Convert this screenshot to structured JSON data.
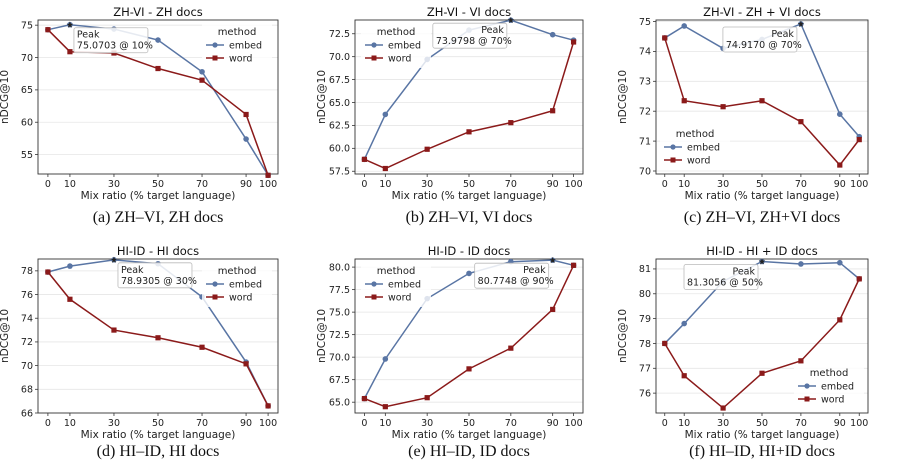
{
  "colors": {
    "embed": "#5975a4",
    "word": "#8b1a1a",
    "grid": "#e6e6e6",
    "axis": "#333333"
  },
  "chart_data": [
    {
      "type": "line",
      "title": "ZH-VI - ZH docs",
      "caption": "(a) ZH–VI, ZH docs",
      "xlabel": "Mix ratio (% target language)",
      "ylabel": "nDCG@10",
      "x": [
        0,
        10,
        30,
        50,
        70,
        90,
        100
      ],
      "ylim": [
        52.0,
        75.8
      ],
      "yticks": [
        55,
        60,
        65,
        70,
        75
      ],
      "legend_title": "method",
      "legend_position": "top-right",
      "series": [
        {
          "name": "embed",
          "values": [
            74.3,
            75.07,
            74.4,
            72.7,
            67.8,
            57.4,
            51.8
          ]
        },
        {
          "name": "word",
          "values": [
            74.3,
            70.9,
            70.7,
            68.3,
            66.5,
            61.2,
            51.8
          ]
        }
      ],
      "peak": {
        "label": "Peak",
        "value_text": "75.0703 @ 10%",
        "x": 10,
        "y": 75.07
      }
    },
    {
      "type": "line",
      "title": "ZH-VI - VI docs",
      "caption": "(b) ZH–VI, VI docs",
      "xlabel": "Mix ratio (% target language)",
      "ylabel": "nDCG@10",
      "x": [
        0,
        10,
        30,
        50,
        70,
        90,
        100
      ],
      "ylim": [
        57.2,
        74.0
      ],
      "yticks": [
        57.5,
        60.0,
        62.5,
        65.0,
        67.5,
        70.0,
        72.5
      ],
      "legend_title": "method",
      "legend_position": "top-left",
      "series": [
        {
          "name": "embed",
          "values": [
            58.8,
            63.7,
            69.7,
            72.9,
            73.98,
            72.4,
            71.8
          ]
        },
        {
          "name": "word",
          "values": [
            58.8,
            57.8,
            59.9,
            61.8,
            62.8,
            64.1,
            71.6
          ]
        }
      ],
      "peak": {
        "label": "Peak",
        "value_text": "73.9798 @ 70%",
        "x": 70,
        "y": 73.98
      }
    },
    {
      "type": "line",
      "title": "ZH-VI - ZH + VI docs",
      "caption": "(c) ZH–VI, ZH+VI docs",
      "xlabel": "Mix ratio (% target language)",
      "ylabel": "nDCG@10",
      "x": [
        0,
        10,
        30,
        50,
        70,
        90,
        100
      ],
      "ylim": [
        69.9,
        75.05
      ],
      "yticks": [
        70,
        71,
        72,
        73,
        74,
        75
      ],
      "legend_title": "method",
      "legend_position": "lower-left",
      "series": [
        {
          "name": "embed",
          "values": [
            74.45,
            74.85,
            74.1,
            74.4,
            74.917,
            71.9,
            71.15
          ]
        },
        {
          "name": "word",
          "values": [
            74.45,
            72.35,
            72.15,
            72.35,
            71.65,
            70.2,
            71.05
          ]
        }
      ],
      "peak": {
        "label": "Peak",
        "value_text": "74.9170 @ 70%",
        "x": 70,
        "y": 74.917
      }
    },
    {
      "type": "line",
      "title": "HI-ID - HI docs",
      "caption": "(d) HI–ID, HI docs",
      "xlabel": "Mix ratio (% target language)",
      "ylabel": "nDCG@10",
      "x": [
        0,
        10,
        30,
        50,
        70,
        90,
        100
      ],
      "ylim": [
        66.0,
        79.0
      ],
      "yticks": [
        66,
        68,
        70,
        72,
        74,
        76,
        78
      ],
      "legend_title": "method",
      "legend_position": "top-right",
      "series": [
        {
          "name": "embed",
          "values": [
            77.9,
            78.4,
            78.93,
            78.6,
            75.8,
            70.3,
            66.6
          ]
        },
        {
          "name": "word",
          "values": [
            77.9,
            75.6,
            73.0,
            72.35,
            71.55,
            70.15,
            66.6
          ]
        }
      ],
      "peak": {
        "label": "Peak",
        "value_text": "78.9305 @ 30%",
        "x": 30,
        "y": 78.93
      }
    },
    {
      "type": "line",
      "title": "HI-ID - ID docs",
      "caption": "(e) HI–ID, ID docs",
      "xlabel": "Mix ratio (% target language)",
      "ylabel": "nDCG@10",
      "x": [
        0,
        10,
        30,
        50,
        70,
        90,
        100
      ],
      "ylim": [
        63.8,
        80.9
      ],
      "yticks": [
        65.0,
        67.5,
        70.0,
        72.5,
        75.0,
        77.5,
        80.0
      ],
      "legend_title": "method",
      "legend_position": "top-left",
      "series": [
        {
          "name": "embed",
          "values": [
            65.4,
            69.8,
            76.5,
            79.3,
            80.6,
            80.77,
            80.2
          ]
        },
        {
          "name": "word",
          "values": [
            65.4,
            64.5,
            65.5,
            68.7,
            71.0,
            75.3,
            80.2
          ]
        }
      ],
      "peak": {
        "label": "Peak",
        "value_text": "80.7748 @ 90%",
        "x": 90,
        "y": 80.77
      }
    },
    {
      "type": "line",
      "title": "HI-ID - HI + ID docs",
      "caption": "(f) HI–ID, HI+ID docs",
      "xlabel": "Mix ratio (% target language)",
      "ylabel": "nDCG@10",
      "x": [
        0,
        10,
        30,
        50,
        70,
        90,
        100
      ],
      "ylim": [
        75.2,
        81.4
      ],
      "yticks": [
        76,
        77,
        78,
        79,
        80,
        81
      ],
      "legend_title": "method",
      "legend_position": "lower-right",
      "series": [
        {
          "name": "embed",
          "values": [
            78.0,
            78.8,
            80.5,
            81.3,
            81.2,
            81.25,
            80.6
          ]
        },
        {
          "name": "word",
          "values": [
            78.0,
            76.7,
            75.4,
            76.8,
            77.3,
            78.95,
            80.6
          ]
        }
      ],
      "peak": {
        "label": "Peak",
        "value_text": "81.3056 @ 50%",
        "x": 50,
        "y": 81.3
      }
    }
  ]
}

^^^^

Give only the number of lines in the entries that contain "caption".

▶ **RESPONSE BELOW**: 6